### Record extracts
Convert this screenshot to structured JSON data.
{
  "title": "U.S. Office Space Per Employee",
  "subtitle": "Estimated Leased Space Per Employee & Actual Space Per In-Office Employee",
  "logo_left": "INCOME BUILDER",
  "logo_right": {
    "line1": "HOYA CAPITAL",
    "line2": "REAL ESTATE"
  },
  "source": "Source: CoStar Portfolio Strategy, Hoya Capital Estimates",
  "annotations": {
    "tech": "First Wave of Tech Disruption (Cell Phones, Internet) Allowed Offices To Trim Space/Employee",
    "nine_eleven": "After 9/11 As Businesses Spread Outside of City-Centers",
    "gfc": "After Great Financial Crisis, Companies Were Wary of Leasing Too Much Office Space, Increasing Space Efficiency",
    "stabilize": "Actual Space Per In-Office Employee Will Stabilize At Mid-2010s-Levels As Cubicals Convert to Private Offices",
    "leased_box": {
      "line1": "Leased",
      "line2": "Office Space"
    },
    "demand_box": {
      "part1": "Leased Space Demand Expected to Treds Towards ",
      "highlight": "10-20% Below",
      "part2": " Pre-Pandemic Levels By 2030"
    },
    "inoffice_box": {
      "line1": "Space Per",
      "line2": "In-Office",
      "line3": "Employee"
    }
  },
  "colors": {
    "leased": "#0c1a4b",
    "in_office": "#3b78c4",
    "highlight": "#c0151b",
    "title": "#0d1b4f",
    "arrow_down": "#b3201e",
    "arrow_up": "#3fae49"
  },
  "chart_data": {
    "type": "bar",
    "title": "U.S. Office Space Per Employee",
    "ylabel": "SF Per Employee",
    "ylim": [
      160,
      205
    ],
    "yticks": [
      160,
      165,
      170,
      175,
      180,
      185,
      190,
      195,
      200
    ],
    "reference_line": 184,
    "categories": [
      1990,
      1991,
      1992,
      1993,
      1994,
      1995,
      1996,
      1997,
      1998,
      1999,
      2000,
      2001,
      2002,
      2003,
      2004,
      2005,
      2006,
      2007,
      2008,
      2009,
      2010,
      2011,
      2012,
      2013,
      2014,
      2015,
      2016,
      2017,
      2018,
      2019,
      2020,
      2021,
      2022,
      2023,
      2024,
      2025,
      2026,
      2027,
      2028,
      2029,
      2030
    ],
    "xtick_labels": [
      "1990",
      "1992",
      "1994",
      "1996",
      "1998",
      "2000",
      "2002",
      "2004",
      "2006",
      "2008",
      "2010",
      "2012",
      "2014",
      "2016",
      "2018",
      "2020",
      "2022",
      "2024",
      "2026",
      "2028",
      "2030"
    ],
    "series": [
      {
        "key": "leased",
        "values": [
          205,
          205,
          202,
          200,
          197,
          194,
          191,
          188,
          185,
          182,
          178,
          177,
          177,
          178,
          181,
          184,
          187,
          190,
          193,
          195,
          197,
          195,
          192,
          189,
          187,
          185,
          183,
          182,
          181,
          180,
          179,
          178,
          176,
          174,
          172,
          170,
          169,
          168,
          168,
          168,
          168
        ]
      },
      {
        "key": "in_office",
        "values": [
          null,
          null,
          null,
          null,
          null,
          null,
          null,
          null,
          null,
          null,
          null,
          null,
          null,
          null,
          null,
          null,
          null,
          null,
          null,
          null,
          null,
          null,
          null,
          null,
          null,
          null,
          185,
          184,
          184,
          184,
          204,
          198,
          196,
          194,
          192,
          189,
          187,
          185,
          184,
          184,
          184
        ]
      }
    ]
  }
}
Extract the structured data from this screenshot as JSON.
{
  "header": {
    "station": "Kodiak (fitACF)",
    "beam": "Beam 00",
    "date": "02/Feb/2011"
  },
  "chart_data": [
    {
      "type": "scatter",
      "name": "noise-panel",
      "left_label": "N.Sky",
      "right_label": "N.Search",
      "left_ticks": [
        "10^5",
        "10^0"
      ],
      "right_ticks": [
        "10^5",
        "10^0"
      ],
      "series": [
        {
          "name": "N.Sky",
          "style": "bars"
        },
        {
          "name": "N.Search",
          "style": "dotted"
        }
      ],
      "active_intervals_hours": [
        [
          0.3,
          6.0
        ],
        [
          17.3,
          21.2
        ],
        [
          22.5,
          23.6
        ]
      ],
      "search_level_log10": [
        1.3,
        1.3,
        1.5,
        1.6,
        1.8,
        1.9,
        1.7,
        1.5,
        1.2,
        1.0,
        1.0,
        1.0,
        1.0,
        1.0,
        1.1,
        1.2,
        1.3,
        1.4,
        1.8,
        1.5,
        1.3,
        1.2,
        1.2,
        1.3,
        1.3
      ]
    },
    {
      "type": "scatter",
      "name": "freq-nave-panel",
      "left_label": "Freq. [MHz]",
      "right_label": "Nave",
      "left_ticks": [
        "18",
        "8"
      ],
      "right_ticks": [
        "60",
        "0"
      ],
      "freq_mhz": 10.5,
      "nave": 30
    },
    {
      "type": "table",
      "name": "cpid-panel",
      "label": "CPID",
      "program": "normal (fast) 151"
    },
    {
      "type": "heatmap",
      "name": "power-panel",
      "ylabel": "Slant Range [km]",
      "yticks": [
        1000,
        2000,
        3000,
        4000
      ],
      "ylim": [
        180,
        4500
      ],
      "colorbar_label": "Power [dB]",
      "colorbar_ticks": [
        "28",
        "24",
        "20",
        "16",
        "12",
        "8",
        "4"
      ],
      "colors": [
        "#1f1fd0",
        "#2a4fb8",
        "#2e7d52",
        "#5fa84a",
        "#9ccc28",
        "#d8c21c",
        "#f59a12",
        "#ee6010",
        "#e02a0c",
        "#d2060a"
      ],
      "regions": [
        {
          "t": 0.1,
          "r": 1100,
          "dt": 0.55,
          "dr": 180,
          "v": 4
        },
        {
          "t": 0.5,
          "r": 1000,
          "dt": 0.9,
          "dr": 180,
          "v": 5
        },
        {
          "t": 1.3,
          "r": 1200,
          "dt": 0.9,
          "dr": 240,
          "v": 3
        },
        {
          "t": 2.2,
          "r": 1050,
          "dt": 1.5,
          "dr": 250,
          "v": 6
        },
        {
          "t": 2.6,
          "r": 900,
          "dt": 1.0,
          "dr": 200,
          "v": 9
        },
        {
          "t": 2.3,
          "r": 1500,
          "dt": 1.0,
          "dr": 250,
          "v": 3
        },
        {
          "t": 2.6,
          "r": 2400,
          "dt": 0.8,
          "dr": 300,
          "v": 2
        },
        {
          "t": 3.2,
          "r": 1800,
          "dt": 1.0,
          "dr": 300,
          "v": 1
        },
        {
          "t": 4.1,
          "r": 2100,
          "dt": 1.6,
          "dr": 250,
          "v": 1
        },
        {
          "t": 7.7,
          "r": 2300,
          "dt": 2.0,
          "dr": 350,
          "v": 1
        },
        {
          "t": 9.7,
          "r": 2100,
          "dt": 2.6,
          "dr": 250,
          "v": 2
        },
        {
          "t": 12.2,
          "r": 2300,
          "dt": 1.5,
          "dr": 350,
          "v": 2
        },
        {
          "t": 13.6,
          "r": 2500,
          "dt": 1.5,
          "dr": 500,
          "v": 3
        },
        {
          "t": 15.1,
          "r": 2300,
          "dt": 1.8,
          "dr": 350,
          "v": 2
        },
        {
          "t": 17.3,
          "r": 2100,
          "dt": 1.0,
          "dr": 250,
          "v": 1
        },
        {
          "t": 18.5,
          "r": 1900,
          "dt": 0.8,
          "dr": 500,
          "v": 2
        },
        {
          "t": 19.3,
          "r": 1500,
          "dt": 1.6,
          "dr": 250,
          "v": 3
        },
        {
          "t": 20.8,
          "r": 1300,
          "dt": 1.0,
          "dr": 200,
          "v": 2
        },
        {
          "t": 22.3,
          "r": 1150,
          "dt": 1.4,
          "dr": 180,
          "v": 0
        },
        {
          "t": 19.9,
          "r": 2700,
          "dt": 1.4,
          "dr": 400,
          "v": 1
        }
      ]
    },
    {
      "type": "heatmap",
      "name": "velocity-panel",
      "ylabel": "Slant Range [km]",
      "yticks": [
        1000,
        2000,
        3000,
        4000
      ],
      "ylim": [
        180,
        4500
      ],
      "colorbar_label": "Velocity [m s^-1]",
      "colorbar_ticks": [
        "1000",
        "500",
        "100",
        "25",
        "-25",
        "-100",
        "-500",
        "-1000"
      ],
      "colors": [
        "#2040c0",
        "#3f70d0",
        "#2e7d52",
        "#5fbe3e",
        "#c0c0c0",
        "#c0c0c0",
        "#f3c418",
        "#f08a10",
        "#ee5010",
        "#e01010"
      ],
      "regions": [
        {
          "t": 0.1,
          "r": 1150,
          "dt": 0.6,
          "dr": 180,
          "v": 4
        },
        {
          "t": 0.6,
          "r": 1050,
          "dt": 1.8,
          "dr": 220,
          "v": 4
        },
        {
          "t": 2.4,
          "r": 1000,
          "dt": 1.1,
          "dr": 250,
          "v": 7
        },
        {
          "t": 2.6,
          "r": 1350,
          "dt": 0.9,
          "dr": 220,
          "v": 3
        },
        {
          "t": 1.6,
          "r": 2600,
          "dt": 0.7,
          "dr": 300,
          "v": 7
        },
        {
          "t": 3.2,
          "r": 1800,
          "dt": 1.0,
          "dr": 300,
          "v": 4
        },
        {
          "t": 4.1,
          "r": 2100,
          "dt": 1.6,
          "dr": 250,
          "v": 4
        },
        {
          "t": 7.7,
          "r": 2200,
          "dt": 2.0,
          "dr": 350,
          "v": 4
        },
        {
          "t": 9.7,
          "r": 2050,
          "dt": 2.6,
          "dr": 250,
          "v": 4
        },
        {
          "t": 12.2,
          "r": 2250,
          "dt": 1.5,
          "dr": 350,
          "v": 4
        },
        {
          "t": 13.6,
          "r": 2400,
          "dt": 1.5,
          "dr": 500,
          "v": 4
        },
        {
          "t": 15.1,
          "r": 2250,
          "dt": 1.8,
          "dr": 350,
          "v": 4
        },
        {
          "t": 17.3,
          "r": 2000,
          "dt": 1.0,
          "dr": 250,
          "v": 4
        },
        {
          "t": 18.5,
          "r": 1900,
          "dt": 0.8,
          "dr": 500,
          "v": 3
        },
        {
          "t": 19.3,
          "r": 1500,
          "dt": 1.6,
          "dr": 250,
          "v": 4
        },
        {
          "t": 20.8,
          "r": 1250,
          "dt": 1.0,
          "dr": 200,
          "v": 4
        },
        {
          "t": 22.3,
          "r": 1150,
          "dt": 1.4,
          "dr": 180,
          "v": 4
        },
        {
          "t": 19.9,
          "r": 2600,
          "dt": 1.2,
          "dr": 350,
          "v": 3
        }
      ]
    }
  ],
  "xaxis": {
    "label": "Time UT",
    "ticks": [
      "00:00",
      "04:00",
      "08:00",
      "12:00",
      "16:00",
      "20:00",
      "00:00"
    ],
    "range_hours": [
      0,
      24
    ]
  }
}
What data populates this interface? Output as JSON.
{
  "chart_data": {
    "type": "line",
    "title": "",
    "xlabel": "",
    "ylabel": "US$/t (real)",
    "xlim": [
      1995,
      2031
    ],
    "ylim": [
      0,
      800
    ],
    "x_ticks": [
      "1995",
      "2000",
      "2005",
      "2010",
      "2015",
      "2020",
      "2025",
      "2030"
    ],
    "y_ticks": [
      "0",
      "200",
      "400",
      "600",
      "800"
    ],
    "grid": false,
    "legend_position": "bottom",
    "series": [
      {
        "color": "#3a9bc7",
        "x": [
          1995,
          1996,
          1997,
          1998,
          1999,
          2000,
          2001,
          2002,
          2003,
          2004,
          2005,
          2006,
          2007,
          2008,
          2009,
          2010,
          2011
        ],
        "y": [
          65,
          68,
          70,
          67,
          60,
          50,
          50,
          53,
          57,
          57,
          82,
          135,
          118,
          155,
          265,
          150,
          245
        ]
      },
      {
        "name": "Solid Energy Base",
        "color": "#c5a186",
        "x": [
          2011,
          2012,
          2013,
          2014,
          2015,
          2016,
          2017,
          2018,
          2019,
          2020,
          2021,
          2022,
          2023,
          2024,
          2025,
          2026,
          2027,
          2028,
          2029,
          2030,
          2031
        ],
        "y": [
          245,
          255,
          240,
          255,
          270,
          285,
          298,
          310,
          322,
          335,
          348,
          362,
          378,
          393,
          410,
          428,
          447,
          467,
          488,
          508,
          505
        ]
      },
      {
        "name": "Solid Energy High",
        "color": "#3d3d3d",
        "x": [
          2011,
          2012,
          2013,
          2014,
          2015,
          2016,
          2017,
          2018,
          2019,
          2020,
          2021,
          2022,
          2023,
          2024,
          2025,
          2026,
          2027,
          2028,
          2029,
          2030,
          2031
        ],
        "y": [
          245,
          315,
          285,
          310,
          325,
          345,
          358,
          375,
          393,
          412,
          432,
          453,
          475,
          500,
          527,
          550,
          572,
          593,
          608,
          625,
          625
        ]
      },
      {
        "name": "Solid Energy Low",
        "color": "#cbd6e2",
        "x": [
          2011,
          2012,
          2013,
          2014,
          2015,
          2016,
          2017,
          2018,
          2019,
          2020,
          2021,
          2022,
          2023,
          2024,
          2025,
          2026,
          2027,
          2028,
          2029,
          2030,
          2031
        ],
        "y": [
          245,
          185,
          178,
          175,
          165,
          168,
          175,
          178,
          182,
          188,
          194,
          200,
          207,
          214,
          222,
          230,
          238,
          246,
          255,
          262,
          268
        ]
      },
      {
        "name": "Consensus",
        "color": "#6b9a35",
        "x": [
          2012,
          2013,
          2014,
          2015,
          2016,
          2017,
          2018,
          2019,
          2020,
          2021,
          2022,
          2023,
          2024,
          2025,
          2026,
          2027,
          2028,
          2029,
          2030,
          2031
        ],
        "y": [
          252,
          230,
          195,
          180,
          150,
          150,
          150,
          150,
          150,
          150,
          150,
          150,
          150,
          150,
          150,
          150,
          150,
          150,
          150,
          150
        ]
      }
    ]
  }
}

### Stated exercise
Report how many lines of the listing hold the word "screenshot", with nothing but the number.

### Answer
2